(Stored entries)
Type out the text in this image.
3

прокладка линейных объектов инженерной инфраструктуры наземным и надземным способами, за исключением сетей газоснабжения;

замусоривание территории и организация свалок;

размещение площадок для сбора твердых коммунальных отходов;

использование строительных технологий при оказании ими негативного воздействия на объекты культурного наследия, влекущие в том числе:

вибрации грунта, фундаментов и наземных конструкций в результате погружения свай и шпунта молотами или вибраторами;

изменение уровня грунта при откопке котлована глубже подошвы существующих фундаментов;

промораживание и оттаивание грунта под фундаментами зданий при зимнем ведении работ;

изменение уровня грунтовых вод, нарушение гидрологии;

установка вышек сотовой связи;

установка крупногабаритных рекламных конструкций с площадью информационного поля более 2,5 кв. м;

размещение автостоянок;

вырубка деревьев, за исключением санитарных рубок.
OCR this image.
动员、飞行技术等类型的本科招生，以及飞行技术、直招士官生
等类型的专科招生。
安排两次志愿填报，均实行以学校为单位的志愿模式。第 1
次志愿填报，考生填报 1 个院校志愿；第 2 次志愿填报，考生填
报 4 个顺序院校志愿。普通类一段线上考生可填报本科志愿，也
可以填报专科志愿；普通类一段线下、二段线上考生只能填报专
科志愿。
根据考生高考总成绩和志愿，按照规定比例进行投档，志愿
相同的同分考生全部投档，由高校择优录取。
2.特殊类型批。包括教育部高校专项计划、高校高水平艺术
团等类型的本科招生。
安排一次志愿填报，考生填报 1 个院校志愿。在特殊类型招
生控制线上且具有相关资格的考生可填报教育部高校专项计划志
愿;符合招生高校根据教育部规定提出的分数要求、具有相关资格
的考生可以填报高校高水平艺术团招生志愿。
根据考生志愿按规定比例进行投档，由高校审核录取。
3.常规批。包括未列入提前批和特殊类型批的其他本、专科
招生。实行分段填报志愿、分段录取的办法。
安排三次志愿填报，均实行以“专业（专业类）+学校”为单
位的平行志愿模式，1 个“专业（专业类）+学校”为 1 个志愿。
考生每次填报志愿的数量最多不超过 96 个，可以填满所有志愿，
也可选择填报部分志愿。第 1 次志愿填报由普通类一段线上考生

== Task statement ==
Quote the line that contains "OCR this image." and each line after it through the end of the data, exactly, leaving out everything else.

== Problem solution ==
OCR this image.
动员、飞行技术等类型的本科招生，以及飞行技术、直招士官生
等类型的专科招生。
安排两次志愿填报，均实行以学校为单位的志愿模式。第 1
次志愿填报，考生填报 1 个院校志愿；第 2 次志愿填报，考生填
报 4 个顺序院校志愿。普通类一段线上考生可填报本科志愿，也
可以填报专科志愿；普通类一段线下、二段线上考生只能填报专
科志愿。
根据考生高考总成绩和志愿，按照规定比例进行投档，志愿
相同的同分考生全部投档，由高校择优录取。
2.特殊类型批。包括教育部高校专项计划、高校高水平艺术
团等类型的本科招生。
安排一次志愿填报，考生填报 1 个院校志愿。在特殊类型招
生控制线上且具有相关资格的考生可填报教育部高校专项计划志
愿;符合招生高校根据教育部规定提出的分数要求、具有相关资格
的考生可以填报高校高水平艺术团招生志愿。
根据考生志愿按规定比例进行投档，由高校审核录取。
3.常规批。包括未列入提前批和特殊类型批的其他本、专科
招生。实行分段填报志愿、分段录取的办法。
安排三次志愿填报，均实行以“专业（专业类）+学校”为单
位的平行志愿模式，1 个“专业（专业类）+学校”为 1 个志愿。
考生每次填报志愿的数量最多不超过 96 个，可以填满所有志愿，
也可选择填报部分志愿。第 1 次志愿填报由普通类一段线上考生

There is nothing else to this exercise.